Goal: Print all the data, keeping every line exactly as it is.

Stored records:
▼
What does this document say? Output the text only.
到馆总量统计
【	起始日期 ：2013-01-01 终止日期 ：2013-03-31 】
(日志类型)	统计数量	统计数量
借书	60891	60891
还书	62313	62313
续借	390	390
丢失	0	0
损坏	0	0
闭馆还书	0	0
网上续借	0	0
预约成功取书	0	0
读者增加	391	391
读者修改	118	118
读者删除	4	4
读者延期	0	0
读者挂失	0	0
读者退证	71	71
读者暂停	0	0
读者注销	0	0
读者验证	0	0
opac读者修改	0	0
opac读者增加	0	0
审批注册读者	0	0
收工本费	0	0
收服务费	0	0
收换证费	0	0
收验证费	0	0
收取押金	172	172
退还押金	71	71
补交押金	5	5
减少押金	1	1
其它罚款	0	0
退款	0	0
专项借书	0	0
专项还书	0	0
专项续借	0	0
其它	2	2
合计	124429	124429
▲
Complete response:
What does this document say? Output the text only.
到馆总量统计
【	起始日期 ：2013-01-01 终止日期 ：2013-03-31 】
(日志类型)	统计数量	统计数量
借书	60891	60891
还书	62313	62313
续借	390	390
丢失	0	0
损坏	0	0
闭馆还书	0	0
网上续借	0	0
预约成功取书	0	0
读者增加	391	391
读者修改	118	118
读者删除	4	4
读者延期	0	0
读者挂失	0	0
读者退证	71	71
读者暂停	0	0
读者注销	0	0
读者验证	0	0
opac读者修改	0	0
opac读者增加	0	0
审批注册读者	0	0
收工本费	0	0
收服务费	0	0
收换证费	0	0
收验证费	0	0
收取押金	172	172
退还押金	71	71
补交押金	5	5
减少押金	1	1
其它罚款	0	0
退款	0	0
专项借书	0	0
专项还书	0	0
专项续借	0	0
其它	2	2
合计	124429	124429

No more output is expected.